» **Passage given**:
[Begin]
Contact/Separation Operation

Next, a contact/separation operation where the pressing portion 50b of the first pressing member 50 and the pressing portion 51b of the second pressing member 51 are respectively moved to contact or separate from the pressed portions 36 and 37 of the developing unit frame 38 will be described. When the pressing portion 50b of the first pressing member 50 and the pressing portion 51b of the second pressing member 51 contact the pressed portions 36 and 37, the drive motor M is stopped and the cam gear 58 is positioned at the contact position, as illustrated in FIGS. 5A to 5C. In this state, the cam portion 58a of the cam gear 58 is separated from the separation cam 57.

In this state, the slide members 52F and 52B are urged by the first spring 53F and the second spring 53B toward a direction separating from the center cam 56 in the longitudinal direction LD. The first pressing member 50 pivots around the pivot shaft 50a when pressed by the slide member 52F, and the pressing portion 50b of the first pressing member 50 presses the pressed portion 36 (refer to FIG. 3A) of the developing unit frame 38 with pressing force P1 shown in FIG. 5A.
[End]
» **Data records**:
[Begin]
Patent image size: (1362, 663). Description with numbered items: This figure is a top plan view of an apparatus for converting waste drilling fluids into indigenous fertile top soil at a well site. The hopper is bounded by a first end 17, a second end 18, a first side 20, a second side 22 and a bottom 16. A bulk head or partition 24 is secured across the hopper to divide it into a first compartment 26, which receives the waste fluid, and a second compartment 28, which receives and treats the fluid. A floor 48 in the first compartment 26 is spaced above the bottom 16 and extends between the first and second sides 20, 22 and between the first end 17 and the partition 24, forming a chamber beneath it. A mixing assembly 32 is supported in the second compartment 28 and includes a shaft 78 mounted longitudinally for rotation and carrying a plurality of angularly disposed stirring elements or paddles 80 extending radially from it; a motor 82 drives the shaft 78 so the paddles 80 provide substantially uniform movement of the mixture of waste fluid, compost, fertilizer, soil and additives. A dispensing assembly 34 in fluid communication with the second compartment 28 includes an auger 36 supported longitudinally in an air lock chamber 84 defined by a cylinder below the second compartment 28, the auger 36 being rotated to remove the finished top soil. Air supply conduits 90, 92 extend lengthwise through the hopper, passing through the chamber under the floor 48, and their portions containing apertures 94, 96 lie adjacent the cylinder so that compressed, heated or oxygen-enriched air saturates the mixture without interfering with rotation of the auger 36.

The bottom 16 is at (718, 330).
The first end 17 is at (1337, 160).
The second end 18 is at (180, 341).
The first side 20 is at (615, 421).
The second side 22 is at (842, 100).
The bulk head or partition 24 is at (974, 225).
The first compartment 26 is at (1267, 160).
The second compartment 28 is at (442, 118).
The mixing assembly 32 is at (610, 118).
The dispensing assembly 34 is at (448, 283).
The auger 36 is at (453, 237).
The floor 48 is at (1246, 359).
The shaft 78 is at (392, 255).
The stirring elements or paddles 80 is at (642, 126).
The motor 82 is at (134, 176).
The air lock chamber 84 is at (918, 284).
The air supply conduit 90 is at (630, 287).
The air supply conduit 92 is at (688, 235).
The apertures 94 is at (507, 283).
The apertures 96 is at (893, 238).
[End]
[Begin]
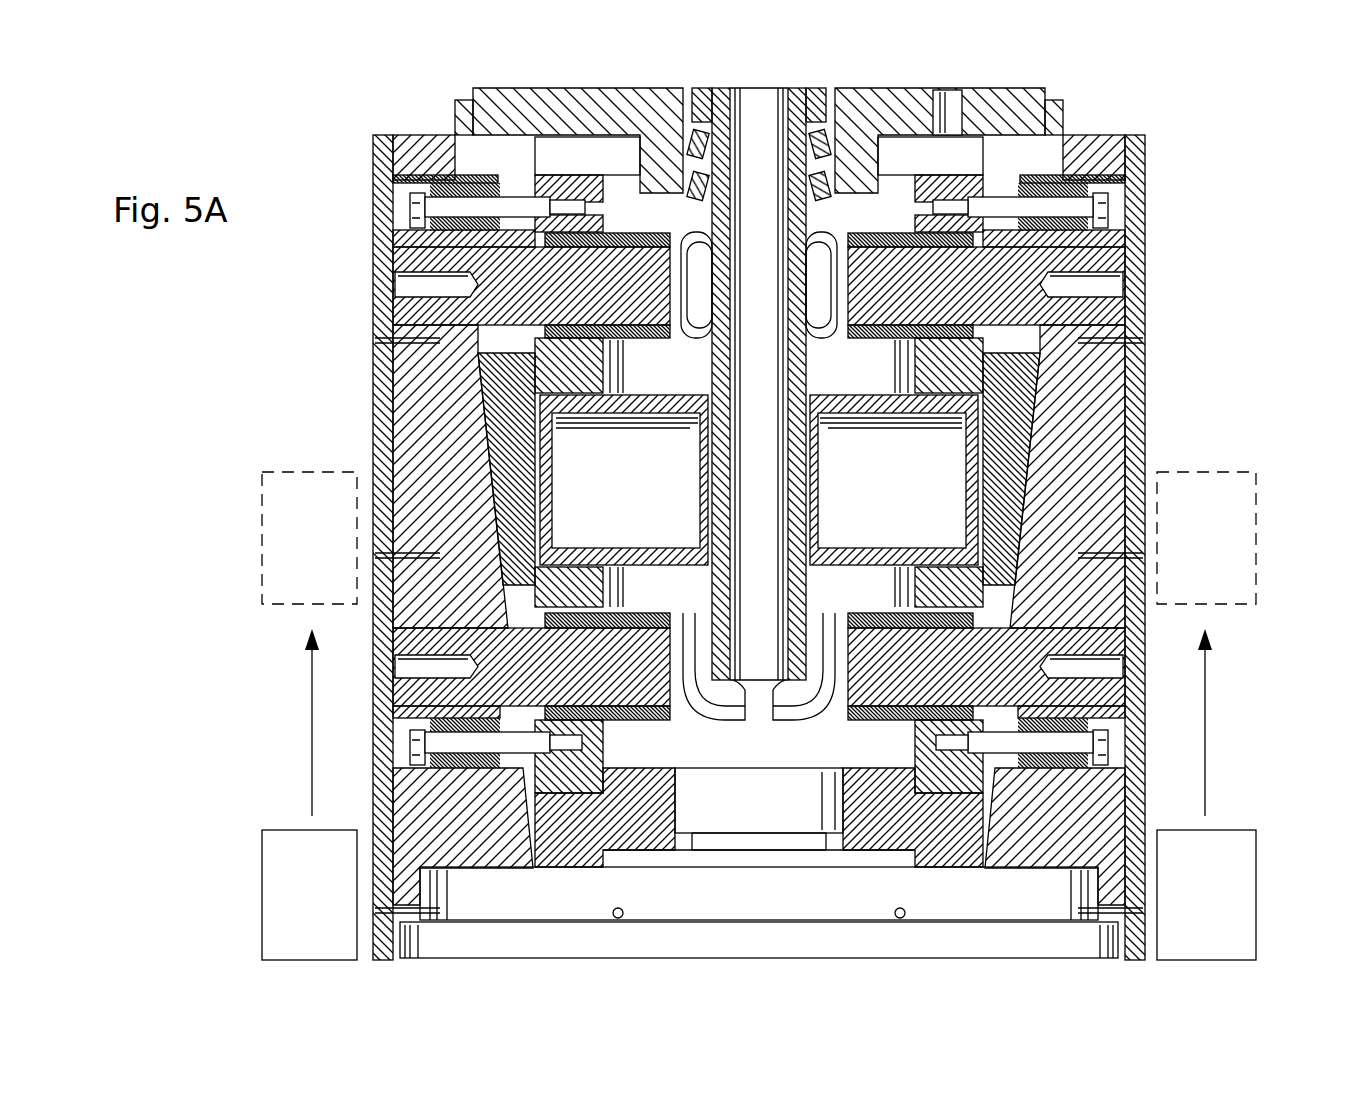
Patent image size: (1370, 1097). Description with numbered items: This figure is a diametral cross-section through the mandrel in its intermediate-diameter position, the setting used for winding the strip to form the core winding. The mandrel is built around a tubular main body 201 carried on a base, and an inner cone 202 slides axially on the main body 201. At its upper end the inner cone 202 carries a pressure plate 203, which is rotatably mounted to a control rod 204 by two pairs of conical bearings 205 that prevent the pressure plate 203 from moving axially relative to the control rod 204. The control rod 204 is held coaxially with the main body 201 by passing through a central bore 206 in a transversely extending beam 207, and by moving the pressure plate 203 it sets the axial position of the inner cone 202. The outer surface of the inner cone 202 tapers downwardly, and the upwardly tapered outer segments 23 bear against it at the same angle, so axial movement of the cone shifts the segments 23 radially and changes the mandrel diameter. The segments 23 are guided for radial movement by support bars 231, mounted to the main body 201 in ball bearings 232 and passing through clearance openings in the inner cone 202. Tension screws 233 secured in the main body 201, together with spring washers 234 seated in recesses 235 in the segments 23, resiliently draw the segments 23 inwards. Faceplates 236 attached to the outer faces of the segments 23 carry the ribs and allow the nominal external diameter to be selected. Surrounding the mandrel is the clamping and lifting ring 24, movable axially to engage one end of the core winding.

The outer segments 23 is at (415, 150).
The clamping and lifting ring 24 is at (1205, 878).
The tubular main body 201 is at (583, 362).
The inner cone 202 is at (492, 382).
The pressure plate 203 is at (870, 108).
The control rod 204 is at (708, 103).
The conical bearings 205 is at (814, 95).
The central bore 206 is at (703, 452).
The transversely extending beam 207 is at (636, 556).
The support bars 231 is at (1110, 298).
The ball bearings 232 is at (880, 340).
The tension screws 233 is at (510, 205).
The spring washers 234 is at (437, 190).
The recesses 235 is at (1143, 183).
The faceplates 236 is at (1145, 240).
[End]
[Begin]
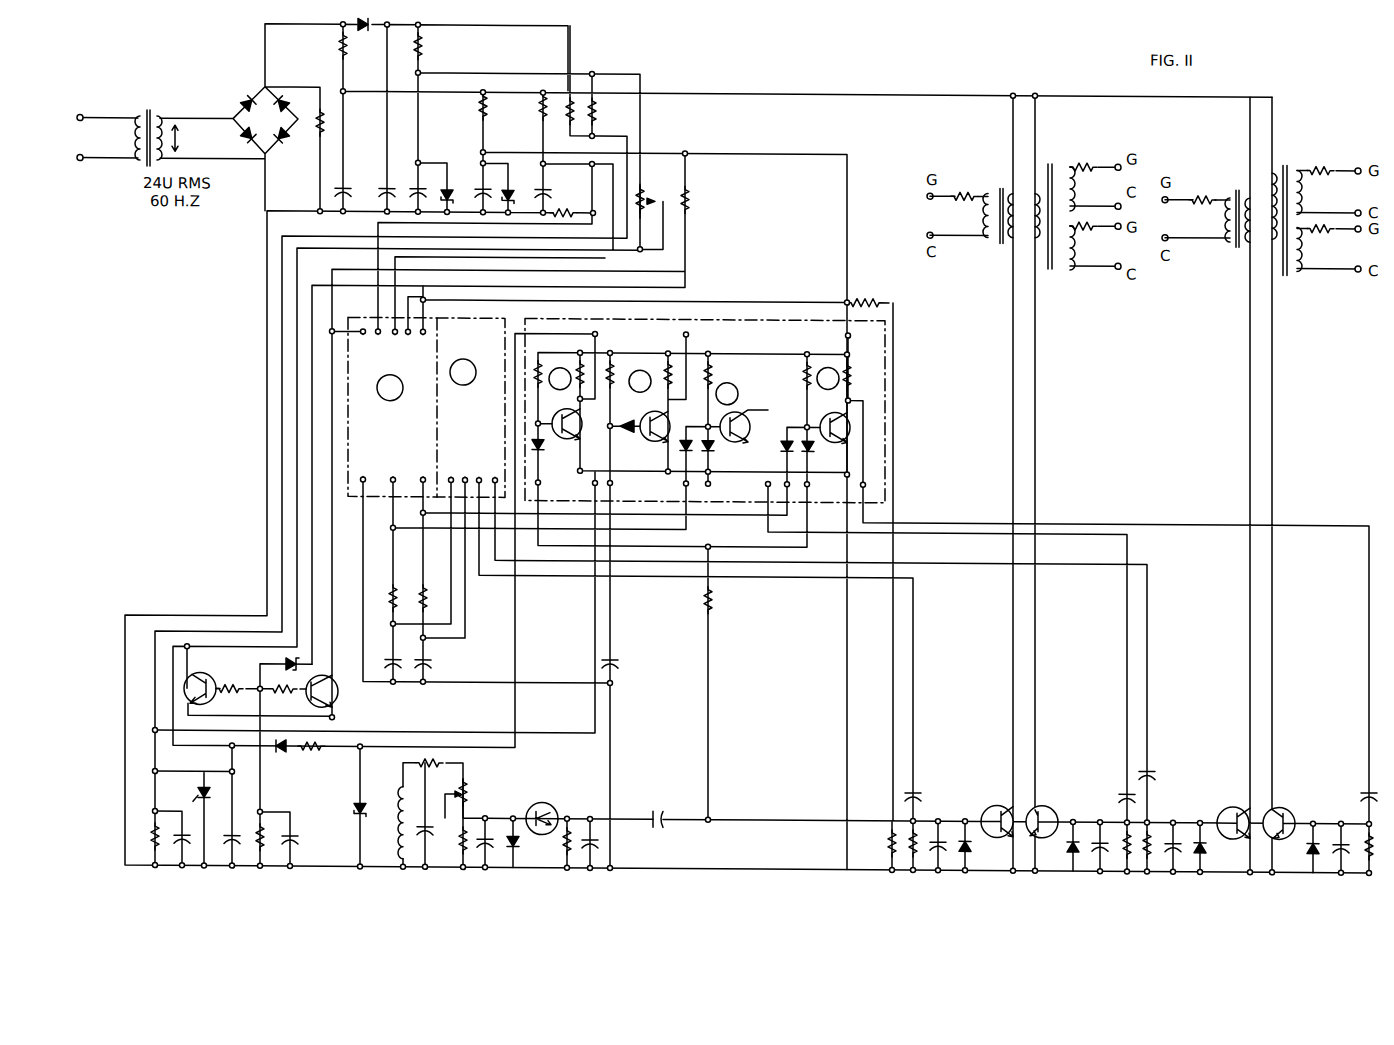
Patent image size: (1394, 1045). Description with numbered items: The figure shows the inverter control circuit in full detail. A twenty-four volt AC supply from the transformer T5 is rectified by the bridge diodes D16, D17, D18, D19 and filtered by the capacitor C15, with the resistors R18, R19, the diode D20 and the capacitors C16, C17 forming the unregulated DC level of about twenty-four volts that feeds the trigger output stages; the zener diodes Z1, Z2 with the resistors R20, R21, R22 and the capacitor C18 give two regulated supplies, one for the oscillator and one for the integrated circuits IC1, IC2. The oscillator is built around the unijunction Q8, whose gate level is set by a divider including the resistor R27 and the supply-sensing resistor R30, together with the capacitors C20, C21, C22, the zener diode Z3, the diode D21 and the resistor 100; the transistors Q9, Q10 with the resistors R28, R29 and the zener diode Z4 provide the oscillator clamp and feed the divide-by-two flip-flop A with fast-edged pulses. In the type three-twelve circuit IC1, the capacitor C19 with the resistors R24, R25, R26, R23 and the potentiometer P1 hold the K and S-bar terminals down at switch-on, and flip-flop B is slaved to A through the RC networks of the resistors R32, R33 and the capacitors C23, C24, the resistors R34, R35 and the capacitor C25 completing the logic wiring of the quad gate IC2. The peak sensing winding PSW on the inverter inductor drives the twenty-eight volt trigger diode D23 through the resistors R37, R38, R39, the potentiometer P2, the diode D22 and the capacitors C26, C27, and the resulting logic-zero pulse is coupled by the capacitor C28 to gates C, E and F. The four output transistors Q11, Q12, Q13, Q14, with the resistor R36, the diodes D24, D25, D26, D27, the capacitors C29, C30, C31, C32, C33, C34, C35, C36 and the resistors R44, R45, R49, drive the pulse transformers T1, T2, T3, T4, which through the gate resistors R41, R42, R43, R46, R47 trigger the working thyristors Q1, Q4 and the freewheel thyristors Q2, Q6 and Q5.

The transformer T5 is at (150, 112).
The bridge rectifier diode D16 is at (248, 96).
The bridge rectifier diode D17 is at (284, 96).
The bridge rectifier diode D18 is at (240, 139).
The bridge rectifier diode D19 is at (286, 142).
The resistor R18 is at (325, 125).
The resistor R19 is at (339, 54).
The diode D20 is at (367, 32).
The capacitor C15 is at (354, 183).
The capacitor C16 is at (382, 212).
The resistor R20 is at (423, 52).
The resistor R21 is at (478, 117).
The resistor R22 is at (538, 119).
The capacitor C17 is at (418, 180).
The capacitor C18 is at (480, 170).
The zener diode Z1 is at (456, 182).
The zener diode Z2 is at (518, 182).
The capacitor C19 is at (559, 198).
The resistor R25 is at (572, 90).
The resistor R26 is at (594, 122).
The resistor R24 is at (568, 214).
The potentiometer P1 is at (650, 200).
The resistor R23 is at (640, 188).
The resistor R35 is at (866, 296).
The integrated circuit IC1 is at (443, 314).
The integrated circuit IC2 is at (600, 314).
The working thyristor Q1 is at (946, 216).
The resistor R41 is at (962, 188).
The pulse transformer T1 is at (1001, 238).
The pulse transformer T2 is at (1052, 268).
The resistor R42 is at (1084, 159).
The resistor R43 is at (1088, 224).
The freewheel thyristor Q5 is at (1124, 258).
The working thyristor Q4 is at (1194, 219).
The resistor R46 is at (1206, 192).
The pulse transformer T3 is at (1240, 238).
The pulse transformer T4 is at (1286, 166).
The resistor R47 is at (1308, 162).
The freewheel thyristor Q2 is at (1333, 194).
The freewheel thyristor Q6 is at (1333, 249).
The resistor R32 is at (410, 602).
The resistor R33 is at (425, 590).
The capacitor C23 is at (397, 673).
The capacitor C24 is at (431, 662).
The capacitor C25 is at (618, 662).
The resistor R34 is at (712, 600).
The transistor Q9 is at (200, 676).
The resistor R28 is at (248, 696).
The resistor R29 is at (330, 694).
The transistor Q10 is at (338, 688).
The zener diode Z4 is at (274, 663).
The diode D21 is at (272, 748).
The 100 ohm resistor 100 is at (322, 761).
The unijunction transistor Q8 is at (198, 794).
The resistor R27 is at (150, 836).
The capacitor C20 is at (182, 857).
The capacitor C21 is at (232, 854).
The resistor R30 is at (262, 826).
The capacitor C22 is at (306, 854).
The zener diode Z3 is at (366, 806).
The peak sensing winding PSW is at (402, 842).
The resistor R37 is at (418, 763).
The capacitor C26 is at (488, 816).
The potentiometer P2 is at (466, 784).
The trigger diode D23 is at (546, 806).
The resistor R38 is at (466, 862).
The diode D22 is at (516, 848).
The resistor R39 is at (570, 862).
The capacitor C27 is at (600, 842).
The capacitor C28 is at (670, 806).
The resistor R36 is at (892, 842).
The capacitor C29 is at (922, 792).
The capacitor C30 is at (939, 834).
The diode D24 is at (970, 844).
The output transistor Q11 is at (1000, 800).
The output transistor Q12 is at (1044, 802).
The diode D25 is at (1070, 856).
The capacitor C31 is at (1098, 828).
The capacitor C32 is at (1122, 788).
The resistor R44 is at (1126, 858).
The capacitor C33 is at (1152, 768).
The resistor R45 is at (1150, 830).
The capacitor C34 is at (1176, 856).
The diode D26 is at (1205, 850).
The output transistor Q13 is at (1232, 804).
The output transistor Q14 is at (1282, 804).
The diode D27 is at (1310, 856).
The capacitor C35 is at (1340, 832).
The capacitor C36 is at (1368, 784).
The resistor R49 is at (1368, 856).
[End]
» **Request 1**: According to the passage on the contact/separation operation, what urges the slide members 52F and 52B in the direction away from the center cam 56?
» **Request 2**: Extend the passage on the contact/separation operation, starting after its final sentence.
None of the entries has any connection to the passage on the contact/separation operation.

» **Final result 1**: The first spring 53F and the second spring 53B.

» **Final result 2**:
Further, the second pressing member 51 pivots around the pivot shaft 51a when pressed by the slide member 52B, and the pressing portion 51b of the second pressing member 51 presses the pressed portion 37 (refer to FIG. 3A) of the developing unit frame 38 with pressing force P2 illustrated in FIG. 5A. The pressing forces P1 and P2 are forces along the short direction SD orthogonal to the longitudinal direction LD.

The pressed portions 36 and 37 are respectively pressed by the pressing portions 50b and 51b, by which the developing unit 34 is displaced, and the developing roller 5 is displaced with respect to the photosensitive drum 3. In the present embodiment, the pressed portions 36 and 37 are pressed by the pressing portions 50b and 51b, by which the developing roller 5 contacts the photosensitive drum 3. The processing cartridge PY may adopt a configuration where the developing roller 5 and the photosensitive drum 3 of the developing unit 34 are opposed to each other with a predetermined gap therebetween in a state where the pressed portions 36 and 37 are pressed by the pressing portions 50b and 51b. As a result, the electrostatic latent image on the photosensitive drum 3 can be developed highly accurately.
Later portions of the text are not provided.